Exercise text:
*** Block opens ***

I attest that, in accordance with section 9824(a)(1) of the Internal Revenue Code, section 724(a)(1) of the Employee Retirement Income Security Act, and section 2799A-9(a)(1) of the Public Health Service Act, the group health plan(s) or health insurance issuer(s) offering group health insurance coverage on whose behalf I am signing will not enter into an agreement, and has not, subsequent to December 27, 2020, entered into an agreement with a health care provider, network or association of providers, third-party administrator, or other service provider offering access to a network of providers that would be directly or indirectly restrict the group health plan(s) or health plan(s) or health insurance issuer(s) from—

 

  1. Providing provider-specific cost or quality of care information or data, through a consumer engagement tool or any other means, to referring providers, the plan sponsor, participants, beneficiaries, or enrollees, or individuals eligible to become participants, beneficiaries, or enrollees of the plan or coverage.
  2. Electronically accessing de-identified claims and encounter information or data for each participant, beneficiary, or enrollee in the plan or coverage, upon request and consistent with the privacy regulations promulgated pursuant to section 264(c) of the Health Insurance Portability and Accountability Act of 1996 (HIPAA), the amendments made by the Genetic Information Nondiscrimination Act of 2008 (GINA), and the Americans with Disabilities Act of 1990 (ADA), including, on a per claim basis— a. Financial information, such as the allowed amount, or any other claim-related financial obligations included in the provider contract.
  3. Provider information, including name and clinical designation.
  4. Service codes; or
  5. Any other data element included in claim or encounter transactions; or

 

  1. Sharing information or data described in items (1) or (2), or directing that such data be shared, with a business associate as defined in section 160.103 of title 45, Code of Federal Regulations (or successor regulations), consistent with the privacy regulations promulgated pursuant to section 264(c) of HIPAA, the amendments made by GINA, and the ADA.

 

I am attesting on behalf of group health plans, including non-federal governmental plans, and health insurance issuers offering group health insurance coverage. (Check box on attestation form)

 

What Employer Plan Sponsors Need to Do

 

What employers need to do depends on whether you have a Self-Funded or Fully Insured health plan.  The “reporting entity” is the plan or issuer subject to the law that has entered into an agreement that may be subject to the prohibition (either directly or indirectly).  The reporting entity is responsible for compliance with the annual mandate.

*** Block closes ***

What the task requires: Pull out the stretch of the attestation text from "3. Provider information, including" through "on attestation form)", copying it word for word.

Bounding box prediction data:
*** Block opens ***

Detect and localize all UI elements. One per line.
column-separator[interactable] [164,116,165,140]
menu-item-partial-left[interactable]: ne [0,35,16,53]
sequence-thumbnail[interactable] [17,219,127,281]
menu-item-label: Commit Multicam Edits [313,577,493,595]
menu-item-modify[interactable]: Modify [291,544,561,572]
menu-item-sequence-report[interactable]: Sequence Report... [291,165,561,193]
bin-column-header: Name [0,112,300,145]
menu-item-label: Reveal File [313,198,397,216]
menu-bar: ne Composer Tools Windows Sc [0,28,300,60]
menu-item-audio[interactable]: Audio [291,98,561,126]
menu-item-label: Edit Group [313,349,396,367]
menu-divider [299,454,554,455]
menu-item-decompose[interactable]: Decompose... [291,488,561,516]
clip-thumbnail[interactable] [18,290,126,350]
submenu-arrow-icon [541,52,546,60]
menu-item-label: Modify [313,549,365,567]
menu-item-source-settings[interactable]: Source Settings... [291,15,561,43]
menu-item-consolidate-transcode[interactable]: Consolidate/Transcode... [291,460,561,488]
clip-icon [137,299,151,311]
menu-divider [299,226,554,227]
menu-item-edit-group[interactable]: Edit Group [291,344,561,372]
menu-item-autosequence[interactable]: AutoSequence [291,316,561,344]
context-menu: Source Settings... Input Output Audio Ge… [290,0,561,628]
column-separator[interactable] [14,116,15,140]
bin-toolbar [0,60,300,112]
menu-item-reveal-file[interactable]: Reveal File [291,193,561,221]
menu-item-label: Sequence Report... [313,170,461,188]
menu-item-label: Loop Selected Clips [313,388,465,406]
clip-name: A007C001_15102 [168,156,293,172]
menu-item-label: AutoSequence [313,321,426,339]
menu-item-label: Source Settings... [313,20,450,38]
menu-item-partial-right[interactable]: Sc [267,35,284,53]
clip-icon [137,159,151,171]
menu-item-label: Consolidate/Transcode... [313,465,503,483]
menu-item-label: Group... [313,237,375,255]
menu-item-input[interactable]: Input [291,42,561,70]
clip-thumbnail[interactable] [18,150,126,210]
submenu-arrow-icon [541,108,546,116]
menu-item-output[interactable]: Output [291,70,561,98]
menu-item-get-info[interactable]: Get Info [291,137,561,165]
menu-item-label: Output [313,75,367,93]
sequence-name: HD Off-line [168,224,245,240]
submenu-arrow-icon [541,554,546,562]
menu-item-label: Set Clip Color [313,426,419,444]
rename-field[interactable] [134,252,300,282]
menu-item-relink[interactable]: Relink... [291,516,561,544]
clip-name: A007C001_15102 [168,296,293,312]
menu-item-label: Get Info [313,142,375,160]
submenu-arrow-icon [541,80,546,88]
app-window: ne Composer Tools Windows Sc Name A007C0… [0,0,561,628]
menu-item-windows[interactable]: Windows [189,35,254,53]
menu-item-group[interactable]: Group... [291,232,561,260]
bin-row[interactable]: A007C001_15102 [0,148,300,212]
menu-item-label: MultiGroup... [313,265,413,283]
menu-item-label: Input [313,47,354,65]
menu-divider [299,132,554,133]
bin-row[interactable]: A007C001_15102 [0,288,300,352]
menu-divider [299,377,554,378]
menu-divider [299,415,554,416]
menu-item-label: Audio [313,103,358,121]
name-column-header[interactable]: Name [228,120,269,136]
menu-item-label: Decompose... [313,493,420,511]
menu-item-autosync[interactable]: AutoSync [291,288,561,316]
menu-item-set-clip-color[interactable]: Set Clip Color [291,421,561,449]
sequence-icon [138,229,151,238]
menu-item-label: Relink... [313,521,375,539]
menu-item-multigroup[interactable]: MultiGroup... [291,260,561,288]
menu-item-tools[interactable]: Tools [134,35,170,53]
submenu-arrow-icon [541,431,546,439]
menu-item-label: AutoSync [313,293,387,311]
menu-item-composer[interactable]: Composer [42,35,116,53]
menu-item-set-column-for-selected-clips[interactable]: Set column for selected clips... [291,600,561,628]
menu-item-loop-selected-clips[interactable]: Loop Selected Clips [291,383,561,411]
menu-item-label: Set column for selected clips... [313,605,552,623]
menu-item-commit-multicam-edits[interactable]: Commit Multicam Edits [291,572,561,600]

*** Block closes ***

Response:
3. Provider information, including name and clinical designation.
  4. Service codes; or
  5. Any other data element included in claim or encounter transactions; or

 

  1. Sharing information or data described in items (1) or (2), or directing that such data be shared, with a business associate as defined in section 160.103 of title 45, Code of Federal Regulations (or successor regulations), consistent with the privacy regulations promulgated pursuant to section 264(c) of HIPAA, the amendments made by GINA, and the ADA.

 

I am attesting on behalf of group health plans, including non-federal governmental plans, and health insurance issuers offering group health insurance coverage. (Check box on attestation form)